=== GIVEN RECORDS ===
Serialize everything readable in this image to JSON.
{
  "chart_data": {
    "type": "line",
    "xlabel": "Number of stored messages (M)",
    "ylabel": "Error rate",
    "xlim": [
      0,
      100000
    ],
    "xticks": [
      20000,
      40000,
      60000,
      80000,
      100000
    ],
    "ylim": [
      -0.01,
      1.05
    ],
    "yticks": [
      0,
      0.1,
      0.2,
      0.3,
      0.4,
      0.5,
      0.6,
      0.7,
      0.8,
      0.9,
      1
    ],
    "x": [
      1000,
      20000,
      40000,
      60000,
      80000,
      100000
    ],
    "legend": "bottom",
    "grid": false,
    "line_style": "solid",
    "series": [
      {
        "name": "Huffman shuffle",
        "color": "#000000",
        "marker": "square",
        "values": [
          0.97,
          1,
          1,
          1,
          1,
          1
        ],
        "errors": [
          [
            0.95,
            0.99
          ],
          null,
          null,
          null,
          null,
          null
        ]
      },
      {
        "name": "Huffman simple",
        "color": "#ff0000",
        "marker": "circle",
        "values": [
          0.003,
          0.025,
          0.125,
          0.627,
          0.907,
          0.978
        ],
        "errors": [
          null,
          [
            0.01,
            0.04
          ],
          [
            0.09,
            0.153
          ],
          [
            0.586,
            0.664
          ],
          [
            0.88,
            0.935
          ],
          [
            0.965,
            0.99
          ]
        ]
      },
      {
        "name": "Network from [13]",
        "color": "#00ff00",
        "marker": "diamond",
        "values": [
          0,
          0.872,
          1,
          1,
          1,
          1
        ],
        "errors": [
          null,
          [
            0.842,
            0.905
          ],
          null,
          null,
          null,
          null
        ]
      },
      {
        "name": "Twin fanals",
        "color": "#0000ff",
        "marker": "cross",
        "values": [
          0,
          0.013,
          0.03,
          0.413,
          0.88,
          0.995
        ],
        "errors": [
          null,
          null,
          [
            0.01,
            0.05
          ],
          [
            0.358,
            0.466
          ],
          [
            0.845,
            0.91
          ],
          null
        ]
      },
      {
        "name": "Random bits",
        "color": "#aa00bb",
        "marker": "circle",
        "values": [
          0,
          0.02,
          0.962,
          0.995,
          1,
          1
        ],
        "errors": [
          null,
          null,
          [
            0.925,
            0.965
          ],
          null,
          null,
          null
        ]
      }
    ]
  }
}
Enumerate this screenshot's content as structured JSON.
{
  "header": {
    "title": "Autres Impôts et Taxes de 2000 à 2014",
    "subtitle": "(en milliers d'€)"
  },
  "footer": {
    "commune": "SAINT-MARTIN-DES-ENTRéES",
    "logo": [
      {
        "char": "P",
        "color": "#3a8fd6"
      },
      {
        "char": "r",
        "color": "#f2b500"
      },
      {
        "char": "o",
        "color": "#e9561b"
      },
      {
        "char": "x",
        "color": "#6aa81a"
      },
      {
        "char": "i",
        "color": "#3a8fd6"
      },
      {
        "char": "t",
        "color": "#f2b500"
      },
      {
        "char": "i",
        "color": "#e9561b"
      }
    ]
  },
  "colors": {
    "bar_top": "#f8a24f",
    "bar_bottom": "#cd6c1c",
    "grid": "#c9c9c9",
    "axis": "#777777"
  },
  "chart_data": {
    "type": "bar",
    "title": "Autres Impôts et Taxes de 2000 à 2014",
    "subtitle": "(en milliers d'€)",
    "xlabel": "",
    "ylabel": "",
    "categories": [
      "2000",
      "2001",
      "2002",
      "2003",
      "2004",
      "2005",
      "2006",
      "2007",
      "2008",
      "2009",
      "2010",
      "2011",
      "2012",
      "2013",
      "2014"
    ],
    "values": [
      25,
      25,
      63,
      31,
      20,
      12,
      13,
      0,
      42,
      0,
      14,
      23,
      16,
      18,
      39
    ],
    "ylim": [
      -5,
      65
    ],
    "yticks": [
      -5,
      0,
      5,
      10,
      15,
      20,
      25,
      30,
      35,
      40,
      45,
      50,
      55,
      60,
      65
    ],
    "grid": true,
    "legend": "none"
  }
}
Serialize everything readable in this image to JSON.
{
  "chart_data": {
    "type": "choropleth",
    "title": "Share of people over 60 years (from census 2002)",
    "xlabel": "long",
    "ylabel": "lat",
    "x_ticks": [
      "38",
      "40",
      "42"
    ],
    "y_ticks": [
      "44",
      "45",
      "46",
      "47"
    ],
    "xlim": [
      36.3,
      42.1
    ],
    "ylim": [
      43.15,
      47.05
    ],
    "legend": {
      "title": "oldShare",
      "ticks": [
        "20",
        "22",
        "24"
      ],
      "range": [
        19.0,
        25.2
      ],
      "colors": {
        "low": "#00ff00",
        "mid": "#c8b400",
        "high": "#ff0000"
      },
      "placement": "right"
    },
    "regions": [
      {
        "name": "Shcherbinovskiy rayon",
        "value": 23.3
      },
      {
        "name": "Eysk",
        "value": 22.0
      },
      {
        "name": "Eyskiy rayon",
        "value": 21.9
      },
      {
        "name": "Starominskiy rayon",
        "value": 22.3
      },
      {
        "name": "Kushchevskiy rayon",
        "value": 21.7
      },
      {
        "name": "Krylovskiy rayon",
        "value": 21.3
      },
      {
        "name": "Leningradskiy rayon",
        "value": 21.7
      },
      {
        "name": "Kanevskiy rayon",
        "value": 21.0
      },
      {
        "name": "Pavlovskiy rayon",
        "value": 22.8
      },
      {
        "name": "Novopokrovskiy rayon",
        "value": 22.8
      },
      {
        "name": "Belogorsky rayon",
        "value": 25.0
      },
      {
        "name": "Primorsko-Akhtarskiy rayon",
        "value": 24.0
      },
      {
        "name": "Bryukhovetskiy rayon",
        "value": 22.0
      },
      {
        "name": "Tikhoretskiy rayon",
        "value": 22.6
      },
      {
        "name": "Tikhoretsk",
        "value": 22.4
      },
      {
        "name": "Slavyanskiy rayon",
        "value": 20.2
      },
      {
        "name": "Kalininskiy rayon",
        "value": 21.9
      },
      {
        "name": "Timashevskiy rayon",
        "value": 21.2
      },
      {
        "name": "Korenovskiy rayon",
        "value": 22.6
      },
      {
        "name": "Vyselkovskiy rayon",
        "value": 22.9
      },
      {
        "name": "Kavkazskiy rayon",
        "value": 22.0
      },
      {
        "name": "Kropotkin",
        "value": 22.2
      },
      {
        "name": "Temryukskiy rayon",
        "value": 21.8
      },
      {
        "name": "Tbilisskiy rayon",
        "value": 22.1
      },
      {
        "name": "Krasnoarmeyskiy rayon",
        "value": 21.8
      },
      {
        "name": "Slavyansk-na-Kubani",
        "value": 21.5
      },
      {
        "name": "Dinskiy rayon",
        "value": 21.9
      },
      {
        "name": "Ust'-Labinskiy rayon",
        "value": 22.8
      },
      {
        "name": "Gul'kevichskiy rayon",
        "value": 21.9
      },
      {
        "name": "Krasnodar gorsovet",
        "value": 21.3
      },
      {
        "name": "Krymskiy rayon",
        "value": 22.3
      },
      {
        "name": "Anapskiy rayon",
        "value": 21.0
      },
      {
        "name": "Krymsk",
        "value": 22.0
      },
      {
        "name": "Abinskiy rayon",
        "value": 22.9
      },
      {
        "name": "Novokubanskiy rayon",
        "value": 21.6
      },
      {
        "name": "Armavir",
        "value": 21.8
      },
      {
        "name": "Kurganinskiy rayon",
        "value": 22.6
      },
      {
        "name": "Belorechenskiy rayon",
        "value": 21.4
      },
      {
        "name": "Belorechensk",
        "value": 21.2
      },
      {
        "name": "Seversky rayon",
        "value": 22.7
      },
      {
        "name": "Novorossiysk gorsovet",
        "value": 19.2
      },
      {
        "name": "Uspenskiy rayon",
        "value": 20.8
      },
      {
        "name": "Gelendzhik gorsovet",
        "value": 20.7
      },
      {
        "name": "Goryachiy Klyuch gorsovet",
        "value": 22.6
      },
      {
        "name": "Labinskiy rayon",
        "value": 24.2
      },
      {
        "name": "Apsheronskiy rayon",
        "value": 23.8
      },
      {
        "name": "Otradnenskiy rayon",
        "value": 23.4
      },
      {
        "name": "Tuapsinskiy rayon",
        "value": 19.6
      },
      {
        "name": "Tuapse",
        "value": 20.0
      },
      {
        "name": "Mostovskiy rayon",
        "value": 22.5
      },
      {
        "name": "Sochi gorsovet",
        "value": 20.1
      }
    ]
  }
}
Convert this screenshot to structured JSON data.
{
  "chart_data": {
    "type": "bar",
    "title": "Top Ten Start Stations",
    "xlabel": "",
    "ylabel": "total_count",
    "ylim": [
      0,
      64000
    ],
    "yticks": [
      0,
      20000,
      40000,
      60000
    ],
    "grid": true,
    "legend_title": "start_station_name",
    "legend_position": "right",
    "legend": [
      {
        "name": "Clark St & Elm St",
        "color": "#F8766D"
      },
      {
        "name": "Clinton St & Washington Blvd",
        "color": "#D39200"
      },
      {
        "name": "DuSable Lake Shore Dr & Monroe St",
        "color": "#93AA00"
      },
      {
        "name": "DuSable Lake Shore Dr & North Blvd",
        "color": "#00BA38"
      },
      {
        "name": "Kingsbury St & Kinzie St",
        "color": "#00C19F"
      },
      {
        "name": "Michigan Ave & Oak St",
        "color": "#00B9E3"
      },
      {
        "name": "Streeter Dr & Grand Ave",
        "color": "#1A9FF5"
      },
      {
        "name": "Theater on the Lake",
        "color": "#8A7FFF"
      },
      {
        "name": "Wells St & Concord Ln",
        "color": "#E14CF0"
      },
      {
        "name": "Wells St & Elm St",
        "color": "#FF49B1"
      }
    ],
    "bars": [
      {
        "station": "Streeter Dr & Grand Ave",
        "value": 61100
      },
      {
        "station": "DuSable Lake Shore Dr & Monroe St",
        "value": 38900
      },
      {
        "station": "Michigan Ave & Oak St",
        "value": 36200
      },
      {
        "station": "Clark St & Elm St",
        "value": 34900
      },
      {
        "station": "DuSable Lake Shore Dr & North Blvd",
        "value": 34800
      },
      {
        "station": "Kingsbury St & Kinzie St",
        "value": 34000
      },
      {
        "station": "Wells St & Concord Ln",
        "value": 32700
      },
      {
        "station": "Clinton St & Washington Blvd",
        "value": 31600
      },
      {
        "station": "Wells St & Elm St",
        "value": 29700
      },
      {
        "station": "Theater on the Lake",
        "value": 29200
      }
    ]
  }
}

=== TASK GOAL ===
Scan the listing above for the word "Streeter" and show each line where it is found.

=== TASK OUTPUT ===
        "name": "Streeter Dr & Grand Ave",
        "station": "Streeter Dr & Grand Ave",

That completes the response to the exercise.